_What to produce_
In the records below, find each line with the word "Parse" and copy it.

Collected data:

╔══

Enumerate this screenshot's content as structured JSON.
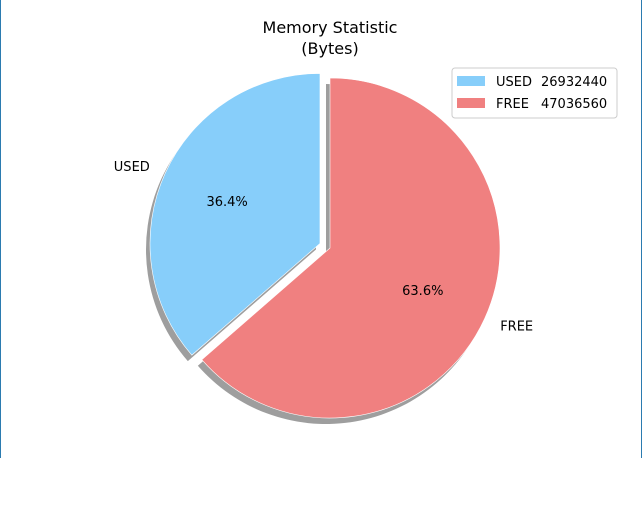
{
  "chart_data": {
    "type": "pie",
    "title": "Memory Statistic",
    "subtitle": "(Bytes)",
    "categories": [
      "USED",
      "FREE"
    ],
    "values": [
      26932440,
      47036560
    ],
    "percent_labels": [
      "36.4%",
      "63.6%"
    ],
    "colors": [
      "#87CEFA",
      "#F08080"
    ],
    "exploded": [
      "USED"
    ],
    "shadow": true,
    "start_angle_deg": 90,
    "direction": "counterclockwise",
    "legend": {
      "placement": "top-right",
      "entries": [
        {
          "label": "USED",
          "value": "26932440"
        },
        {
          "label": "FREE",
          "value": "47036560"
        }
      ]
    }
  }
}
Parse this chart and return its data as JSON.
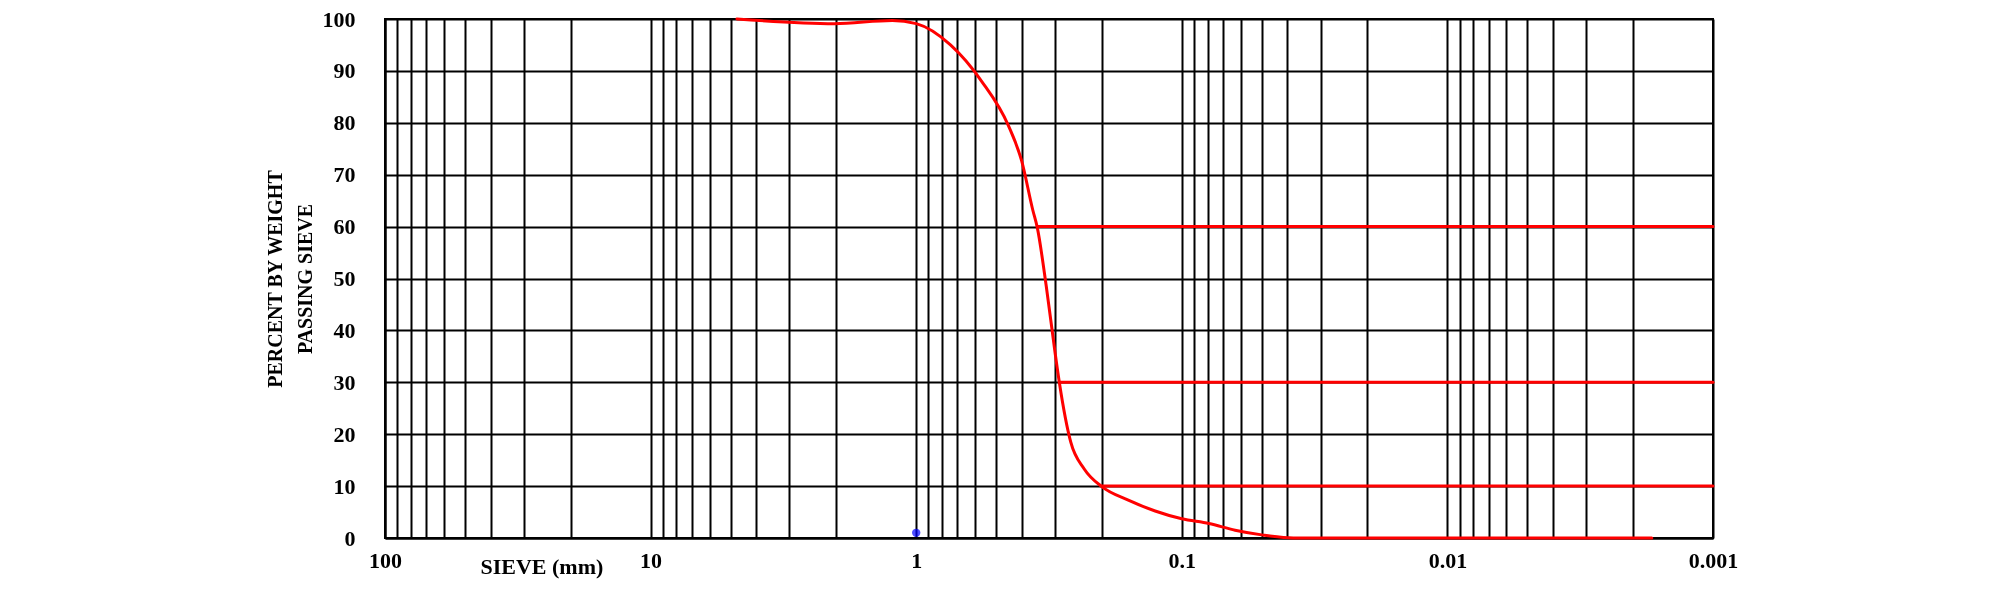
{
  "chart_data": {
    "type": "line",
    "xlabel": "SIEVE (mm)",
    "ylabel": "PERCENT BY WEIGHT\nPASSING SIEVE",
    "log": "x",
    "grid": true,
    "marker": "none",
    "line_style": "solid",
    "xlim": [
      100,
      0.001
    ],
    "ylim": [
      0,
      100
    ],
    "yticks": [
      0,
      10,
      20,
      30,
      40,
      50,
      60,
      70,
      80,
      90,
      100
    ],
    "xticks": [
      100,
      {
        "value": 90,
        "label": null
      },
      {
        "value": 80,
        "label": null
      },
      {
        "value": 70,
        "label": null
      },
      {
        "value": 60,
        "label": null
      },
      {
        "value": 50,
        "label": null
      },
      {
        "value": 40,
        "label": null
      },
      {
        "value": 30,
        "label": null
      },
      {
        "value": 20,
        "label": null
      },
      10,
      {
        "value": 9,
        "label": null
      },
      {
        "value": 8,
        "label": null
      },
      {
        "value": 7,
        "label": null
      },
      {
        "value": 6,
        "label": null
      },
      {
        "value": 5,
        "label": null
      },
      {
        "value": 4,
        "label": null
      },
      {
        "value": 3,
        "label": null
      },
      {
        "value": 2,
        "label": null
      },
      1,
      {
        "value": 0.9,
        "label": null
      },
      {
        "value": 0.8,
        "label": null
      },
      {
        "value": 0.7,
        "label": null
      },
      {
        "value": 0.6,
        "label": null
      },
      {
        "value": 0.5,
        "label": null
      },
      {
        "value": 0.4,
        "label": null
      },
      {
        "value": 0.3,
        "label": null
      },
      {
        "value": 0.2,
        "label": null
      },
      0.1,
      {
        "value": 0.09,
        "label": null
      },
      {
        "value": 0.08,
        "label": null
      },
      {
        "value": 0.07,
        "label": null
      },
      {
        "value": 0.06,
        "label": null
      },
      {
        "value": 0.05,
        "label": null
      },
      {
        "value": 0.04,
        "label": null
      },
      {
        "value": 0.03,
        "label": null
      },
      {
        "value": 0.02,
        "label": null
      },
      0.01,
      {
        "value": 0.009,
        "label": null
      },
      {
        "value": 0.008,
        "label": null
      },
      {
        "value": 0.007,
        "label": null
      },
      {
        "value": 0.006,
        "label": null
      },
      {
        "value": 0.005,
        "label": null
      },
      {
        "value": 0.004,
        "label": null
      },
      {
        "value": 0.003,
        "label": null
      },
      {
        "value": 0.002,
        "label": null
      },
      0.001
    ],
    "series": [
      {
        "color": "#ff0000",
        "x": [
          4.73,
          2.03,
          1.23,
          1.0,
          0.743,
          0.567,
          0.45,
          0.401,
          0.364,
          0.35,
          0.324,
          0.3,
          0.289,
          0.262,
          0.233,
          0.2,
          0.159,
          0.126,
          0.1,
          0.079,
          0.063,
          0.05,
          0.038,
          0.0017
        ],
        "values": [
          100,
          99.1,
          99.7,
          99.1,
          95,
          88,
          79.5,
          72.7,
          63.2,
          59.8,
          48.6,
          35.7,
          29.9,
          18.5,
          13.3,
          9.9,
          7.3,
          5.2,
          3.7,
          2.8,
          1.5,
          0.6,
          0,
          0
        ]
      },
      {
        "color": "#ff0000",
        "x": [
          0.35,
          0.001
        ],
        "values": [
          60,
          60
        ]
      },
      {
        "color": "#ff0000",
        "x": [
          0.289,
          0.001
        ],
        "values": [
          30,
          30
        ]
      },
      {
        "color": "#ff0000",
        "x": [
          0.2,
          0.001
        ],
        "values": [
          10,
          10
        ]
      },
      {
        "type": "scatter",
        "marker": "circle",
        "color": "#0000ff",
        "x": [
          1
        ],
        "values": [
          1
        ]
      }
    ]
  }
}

╚══
╔══

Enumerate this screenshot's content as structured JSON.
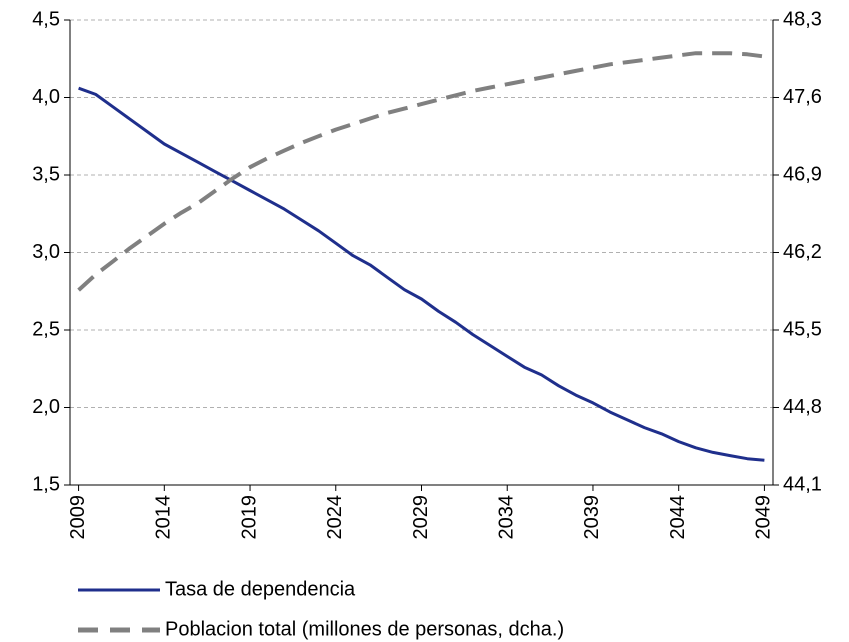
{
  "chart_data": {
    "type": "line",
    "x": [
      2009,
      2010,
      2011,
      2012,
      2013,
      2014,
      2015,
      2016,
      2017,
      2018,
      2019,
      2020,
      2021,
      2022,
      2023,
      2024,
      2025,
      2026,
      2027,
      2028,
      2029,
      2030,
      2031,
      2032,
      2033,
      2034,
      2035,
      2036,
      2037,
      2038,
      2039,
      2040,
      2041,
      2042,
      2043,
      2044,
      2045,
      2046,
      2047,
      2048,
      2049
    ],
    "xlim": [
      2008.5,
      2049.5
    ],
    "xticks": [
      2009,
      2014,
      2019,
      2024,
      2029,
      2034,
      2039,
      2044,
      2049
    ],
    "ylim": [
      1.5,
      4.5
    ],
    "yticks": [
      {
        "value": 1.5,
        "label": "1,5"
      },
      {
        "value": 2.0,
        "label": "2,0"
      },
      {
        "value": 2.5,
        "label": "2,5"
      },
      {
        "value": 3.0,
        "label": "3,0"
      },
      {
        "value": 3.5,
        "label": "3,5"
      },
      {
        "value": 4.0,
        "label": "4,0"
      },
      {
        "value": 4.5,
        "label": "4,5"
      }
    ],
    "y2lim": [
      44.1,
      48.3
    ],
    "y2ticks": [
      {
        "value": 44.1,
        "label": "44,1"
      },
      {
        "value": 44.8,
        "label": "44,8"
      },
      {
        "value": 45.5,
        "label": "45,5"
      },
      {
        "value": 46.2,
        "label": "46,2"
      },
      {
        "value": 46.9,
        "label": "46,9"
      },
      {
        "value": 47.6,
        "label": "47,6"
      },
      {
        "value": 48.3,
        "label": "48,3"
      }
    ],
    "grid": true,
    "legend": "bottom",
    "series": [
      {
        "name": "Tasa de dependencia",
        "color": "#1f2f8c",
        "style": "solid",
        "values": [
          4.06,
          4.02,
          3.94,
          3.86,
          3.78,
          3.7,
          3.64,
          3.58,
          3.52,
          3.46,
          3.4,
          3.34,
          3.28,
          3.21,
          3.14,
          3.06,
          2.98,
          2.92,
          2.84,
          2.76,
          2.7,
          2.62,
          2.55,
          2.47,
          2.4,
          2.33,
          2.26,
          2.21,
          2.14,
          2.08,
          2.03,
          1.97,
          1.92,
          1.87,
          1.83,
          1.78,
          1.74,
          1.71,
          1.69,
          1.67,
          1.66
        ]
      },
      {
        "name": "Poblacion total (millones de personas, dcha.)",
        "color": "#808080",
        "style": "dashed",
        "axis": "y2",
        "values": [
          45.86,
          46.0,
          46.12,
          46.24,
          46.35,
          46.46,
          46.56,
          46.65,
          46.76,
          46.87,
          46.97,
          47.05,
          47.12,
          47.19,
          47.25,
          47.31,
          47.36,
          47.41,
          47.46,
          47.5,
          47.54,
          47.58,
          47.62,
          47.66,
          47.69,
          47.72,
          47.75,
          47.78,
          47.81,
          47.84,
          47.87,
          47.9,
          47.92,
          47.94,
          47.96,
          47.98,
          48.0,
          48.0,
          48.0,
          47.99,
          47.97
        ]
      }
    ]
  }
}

╚══
╔══

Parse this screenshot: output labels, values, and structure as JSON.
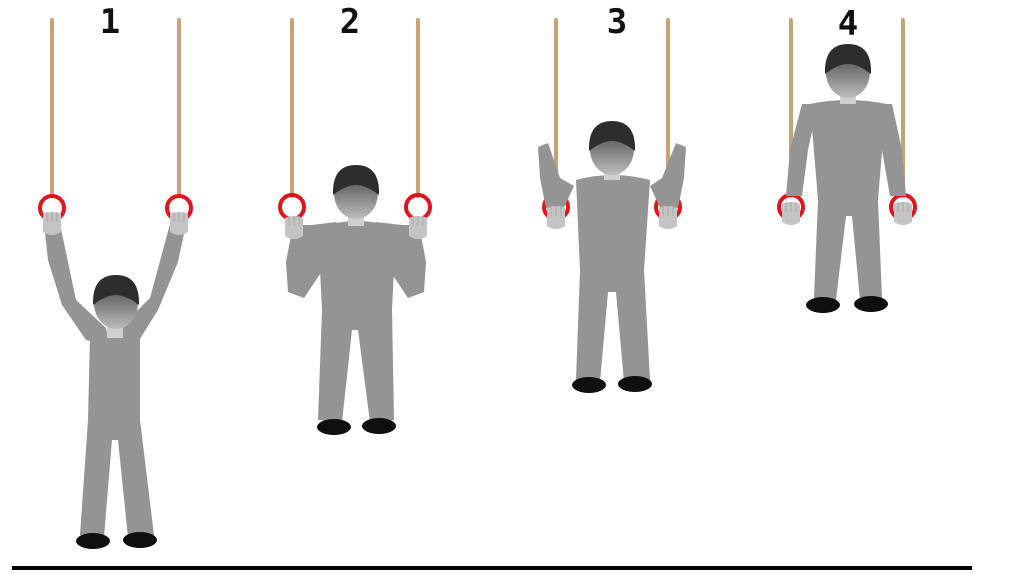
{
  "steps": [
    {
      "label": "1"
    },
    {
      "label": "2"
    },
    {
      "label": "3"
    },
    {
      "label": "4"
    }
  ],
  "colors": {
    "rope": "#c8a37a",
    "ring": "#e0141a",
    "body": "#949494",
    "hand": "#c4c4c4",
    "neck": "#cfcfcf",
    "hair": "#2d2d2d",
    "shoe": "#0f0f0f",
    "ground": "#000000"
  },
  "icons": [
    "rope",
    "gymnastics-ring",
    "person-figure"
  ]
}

╚══

_Result below_
Parse this chart and return its data as JSON.
Parse this screenshot: output labels, values, and structure as JSON.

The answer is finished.